### Exercise requirements
Write each line out exactly, leaving none out.

[Dataset items]
----

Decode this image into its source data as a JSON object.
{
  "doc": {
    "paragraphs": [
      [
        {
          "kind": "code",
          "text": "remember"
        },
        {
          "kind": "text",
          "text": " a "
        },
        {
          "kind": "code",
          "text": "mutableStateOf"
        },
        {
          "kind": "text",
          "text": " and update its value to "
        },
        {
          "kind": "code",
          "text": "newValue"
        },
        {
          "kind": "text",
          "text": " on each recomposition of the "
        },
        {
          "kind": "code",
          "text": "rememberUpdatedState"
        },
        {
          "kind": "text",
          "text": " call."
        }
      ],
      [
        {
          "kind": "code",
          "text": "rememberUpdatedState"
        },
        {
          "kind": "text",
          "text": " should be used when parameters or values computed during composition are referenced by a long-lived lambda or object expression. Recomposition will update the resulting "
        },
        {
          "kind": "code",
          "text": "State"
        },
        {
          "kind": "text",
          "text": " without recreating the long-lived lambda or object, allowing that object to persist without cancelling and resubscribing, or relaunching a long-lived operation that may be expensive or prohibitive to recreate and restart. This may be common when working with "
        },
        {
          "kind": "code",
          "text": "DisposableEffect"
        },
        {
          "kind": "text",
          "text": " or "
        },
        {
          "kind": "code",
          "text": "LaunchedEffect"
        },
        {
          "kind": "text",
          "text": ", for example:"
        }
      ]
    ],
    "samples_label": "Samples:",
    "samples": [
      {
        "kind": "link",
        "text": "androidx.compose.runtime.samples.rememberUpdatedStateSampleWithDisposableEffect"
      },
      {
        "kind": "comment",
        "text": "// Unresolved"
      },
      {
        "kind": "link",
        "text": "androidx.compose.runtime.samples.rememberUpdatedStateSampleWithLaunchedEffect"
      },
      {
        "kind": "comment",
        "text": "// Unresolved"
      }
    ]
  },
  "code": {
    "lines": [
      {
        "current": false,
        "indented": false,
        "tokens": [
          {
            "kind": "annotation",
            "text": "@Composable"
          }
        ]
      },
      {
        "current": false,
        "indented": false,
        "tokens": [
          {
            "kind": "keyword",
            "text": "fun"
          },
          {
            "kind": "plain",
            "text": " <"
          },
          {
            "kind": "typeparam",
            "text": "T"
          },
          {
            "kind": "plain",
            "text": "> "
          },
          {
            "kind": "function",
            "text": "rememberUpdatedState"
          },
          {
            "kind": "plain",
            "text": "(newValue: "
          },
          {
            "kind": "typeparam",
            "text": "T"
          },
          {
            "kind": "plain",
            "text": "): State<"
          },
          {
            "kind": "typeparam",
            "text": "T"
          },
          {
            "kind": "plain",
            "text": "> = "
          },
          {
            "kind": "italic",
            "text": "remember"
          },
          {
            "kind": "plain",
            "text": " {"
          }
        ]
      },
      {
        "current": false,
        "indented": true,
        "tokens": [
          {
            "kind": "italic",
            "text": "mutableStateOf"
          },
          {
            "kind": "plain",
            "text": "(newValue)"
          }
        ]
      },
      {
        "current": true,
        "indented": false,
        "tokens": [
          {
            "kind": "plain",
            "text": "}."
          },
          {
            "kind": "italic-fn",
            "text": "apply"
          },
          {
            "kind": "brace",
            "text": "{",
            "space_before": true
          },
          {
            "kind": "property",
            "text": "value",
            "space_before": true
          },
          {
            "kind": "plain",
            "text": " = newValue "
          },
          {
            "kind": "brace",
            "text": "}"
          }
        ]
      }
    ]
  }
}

----

### Response
Decode this image into its source data as a JSON object.
{
  "doc": {
    "paragraphs": [
      [
        {
          "kind": "code",
          "text": "remember"
        },
        {
          "kind": "text",
          "text": " a "
        },
        {
          "kind": "code",
          "text": "mutableStateOf"
        },
        {
          "kind": "text",
          "text": " and update its value to "
        },
        {
          "kind": "code",
          "text": "newValue"
        },
        {
          "kind": "text",
          "text": " on each recomposition of the "
        },
        {
          "kind": "code",
          "text": "rememberUpdatedState"
        },
        {
          "kind": "text",
          "text": " call."
        }
      ],
      [
        {
          "kind": "code",
          "text": "rememberUpdatedState"
        },
        {
          "kind": "text",
          "text": " should be used when parameters or values computed during composition are referenced by a long-lived lambda or object expression. Recomposition will update the resulting "
        },
        {
          "kind": "code",
          "text": "State"
        },
        {
          "kind": "text",
          "text": " without recreating the long-lived lambda or object, allowing that object to persist without cancelling and resubscribing, or relaunching a long-lived operation that may be expensive or prohibitive to recreate and restart. This may be common when working with "
        },
        {
          "kind": "code",
          "text": "DisposableEffect"
        },
        {
          "kind": "text",
          "text": " or "
        },
        {
          "kind": "code",
          "text": "LaunchedEffect"
        },
        {
          "kind": "text",
          "text": ", for example:"
        }
      ]
    ],
    "samples_label": "Samples:",
    "samples": [
      {
        "kind": "link",
        "text": "androidx.compose.runtime.samples.rememberUpdatedStateSampleWithDisposableEffect"
      },
      {
        "kind": "comment",
        "text": "// Unresolved"
      },
      {
        "kind": "link",
        "text": "androidx.compose.runtime.samples.rememberUpdatedStateSampleWithLaunchedEffect"
      },
      {
        "kind": "comment",
        "text": "// Unresolved"
      }
    ]
  },
  "code": {
    "lines": [
      {
        "current": false,
        "indented": false,
        "tokens": [
          {
            "kind": "annotation",
            "text": "@Composable"
          }
        ]
      },
      {
        "current": false,
        "indented": false,
        "tokens": [
          {
            "kind": "keyword",
            "text": "fun"
          },
          {
            "kind": "plain",
            "text": " <"
          },
          {
            "kind": "typeparam",
            "text": "T"
          },
          {
            "kind": "plain",
            "text": "> "
          },
          {
            "kind": "function",
            "text": "rememberUpdatedState"
          },
          {
            "kind": "plain",
            "text": "(newValue: "
          },
          {
            "kind": "typeparam",
            "text": "T"
          },
          {
            "kind": "plain",
            "text": "): State<"
          },
          {
            "kind": "typeparam",
            "text": "T"
          },
          {
            "kind": "plain",
            "text": "> = "
          },
          {
            "kind": "italic",
            "text": "remember"
          },
          {
            "kind": "plain",
            "text": " {"
          }
        ]
      },
      {
        "current": false,
        "indented": true,
        "tokens": [
          {
            "kind": "italic",
            "text": "mutableStateOf"
          },
          {
            "kind": "plain",
            "text": "(newValue)"
          }
        ]
      },
      {
        "current": true,
        "indented": false,
        "tokens": [
          {
            "kind": "plain",
            "text": "}."
          },
          {
            "kind": "italic-fn",
            "text": "apply"
          },
          {
            "kind": "brace",
            "text": "{",
            "space_before": true
          },
          {
            "kind": "property",
            "text": "value",
            "space_before": true
          },
          {
            "kind": "plain",
            "text": " = newValue "
          },
          {
            "kind": "brace",
            "text": "}"
          }
        ]
      }
    ]
  }
}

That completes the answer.